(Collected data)
* * *

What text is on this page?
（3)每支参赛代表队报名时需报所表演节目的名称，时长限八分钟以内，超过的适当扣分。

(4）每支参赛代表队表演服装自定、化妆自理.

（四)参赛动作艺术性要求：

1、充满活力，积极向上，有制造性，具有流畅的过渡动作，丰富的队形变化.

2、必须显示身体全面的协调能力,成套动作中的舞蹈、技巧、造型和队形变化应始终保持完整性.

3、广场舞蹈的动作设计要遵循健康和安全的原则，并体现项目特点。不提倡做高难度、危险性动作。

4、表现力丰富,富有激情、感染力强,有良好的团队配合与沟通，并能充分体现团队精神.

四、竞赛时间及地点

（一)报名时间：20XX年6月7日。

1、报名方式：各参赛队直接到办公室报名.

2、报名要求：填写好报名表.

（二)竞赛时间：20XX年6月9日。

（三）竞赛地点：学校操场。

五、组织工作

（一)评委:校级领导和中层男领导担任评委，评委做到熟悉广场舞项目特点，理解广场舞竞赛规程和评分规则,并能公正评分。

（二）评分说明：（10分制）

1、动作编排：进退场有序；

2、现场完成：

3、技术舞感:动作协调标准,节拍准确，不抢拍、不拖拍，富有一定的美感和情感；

* * *

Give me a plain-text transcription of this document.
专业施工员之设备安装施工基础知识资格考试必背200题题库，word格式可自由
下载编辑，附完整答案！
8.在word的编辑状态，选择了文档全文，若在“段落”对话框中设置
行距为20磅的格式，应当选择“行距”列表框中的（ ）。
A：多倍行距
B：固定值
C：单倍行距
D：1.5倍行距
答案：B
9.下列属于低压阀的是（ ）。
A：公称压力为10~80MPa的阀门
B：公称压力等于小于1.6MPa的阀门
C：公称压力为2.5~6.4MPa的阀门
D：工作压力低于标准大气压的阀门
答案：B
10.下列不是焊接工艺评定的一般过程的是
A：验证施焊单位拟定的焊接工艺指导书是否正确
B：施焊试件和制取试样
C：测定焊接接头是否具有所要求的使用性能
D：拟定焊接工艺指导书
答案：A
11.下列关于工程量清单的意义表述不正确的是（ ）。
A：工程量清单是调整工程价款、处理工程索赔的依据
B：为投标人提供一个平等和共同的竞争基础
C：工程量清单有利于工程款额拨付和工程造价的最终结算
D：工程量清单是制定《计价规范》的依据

* * *

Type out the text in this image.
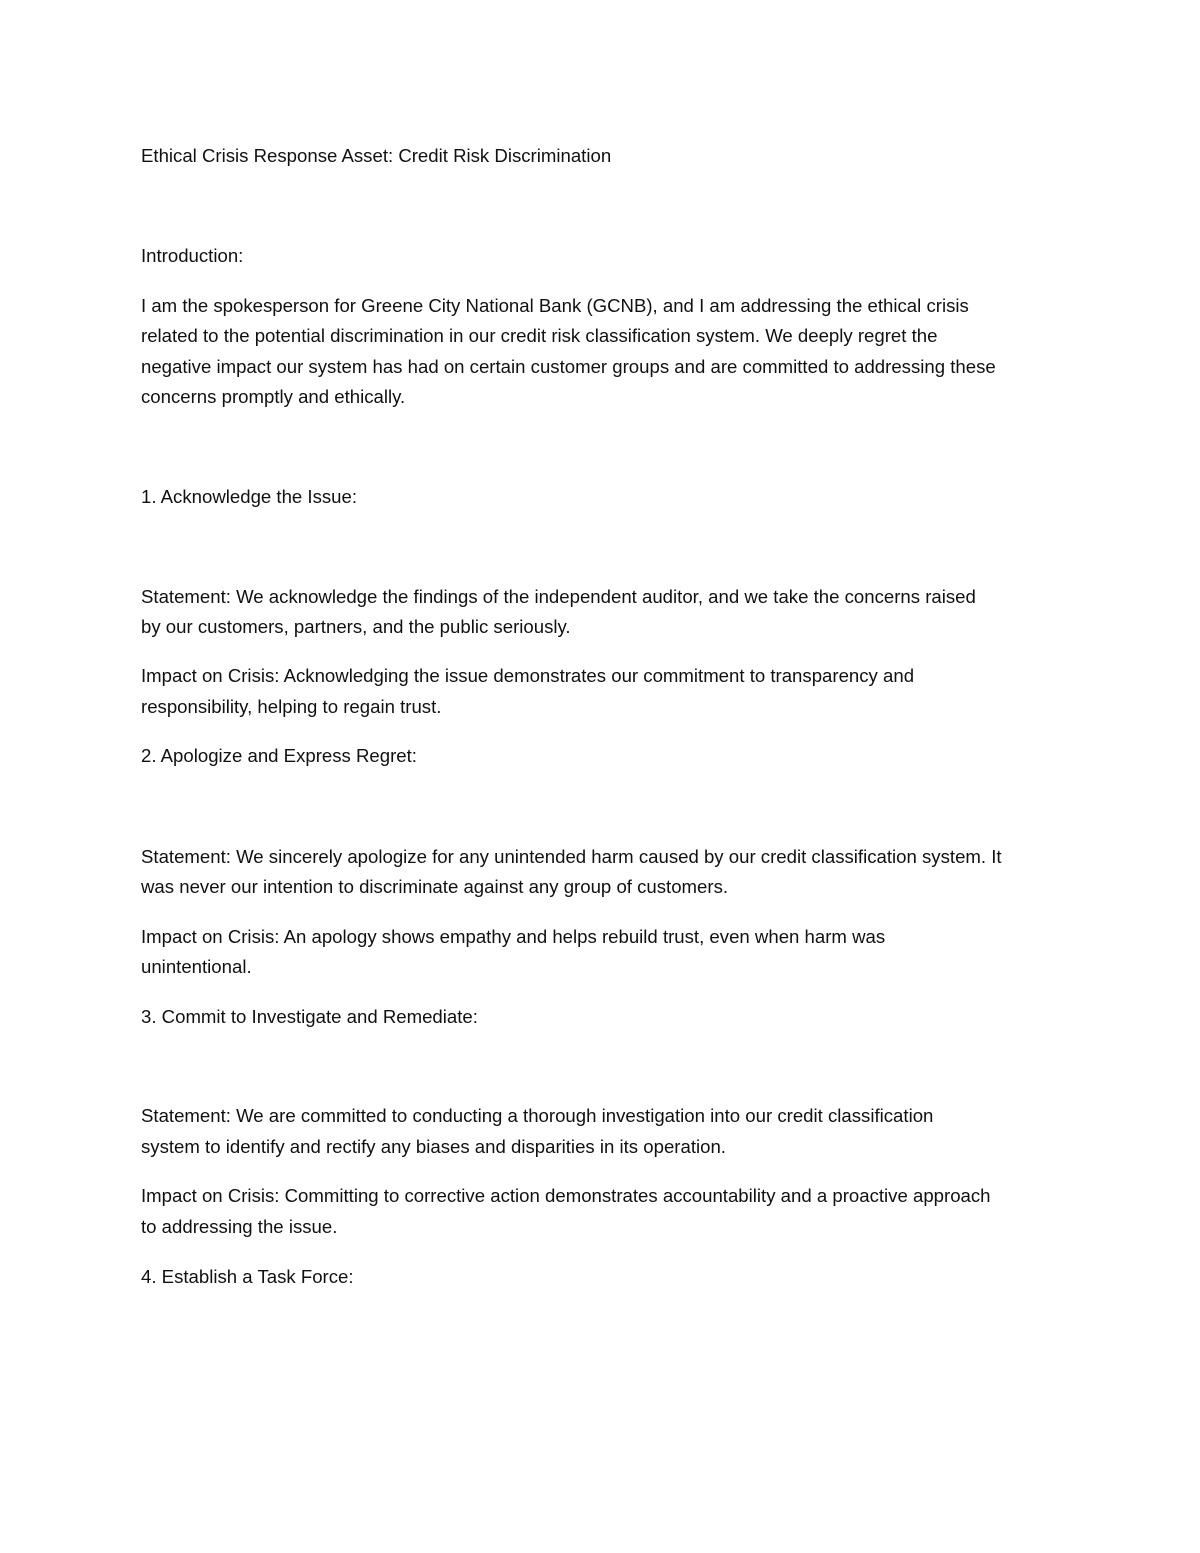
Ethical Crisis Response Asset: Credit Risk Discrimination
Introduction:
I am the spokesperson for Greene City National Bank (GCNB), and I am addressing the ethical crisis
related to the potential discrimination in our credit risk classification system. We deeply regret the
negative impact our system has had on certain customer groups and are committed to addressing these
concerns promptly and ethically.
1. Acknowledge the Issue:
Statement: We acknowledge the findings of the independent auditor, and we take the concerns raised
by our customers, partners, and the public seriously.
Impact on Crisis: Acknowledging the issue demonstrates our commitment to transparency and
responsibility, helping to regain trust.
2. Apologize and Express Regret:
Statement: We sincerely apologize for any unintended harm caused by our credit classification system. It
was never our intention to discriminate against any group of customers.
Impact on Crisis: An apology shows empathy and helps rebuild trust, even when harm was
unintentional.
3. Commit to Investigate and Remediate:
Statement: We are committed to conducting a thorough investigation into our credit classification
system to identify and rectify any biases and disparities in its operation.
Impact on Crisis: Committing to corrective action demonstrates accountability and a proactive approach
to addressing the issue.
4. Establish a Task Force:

* * *

## Written problem
Using the listing above, state the number of lines that hold "demonstrates", with no other text.

## Exercise output
2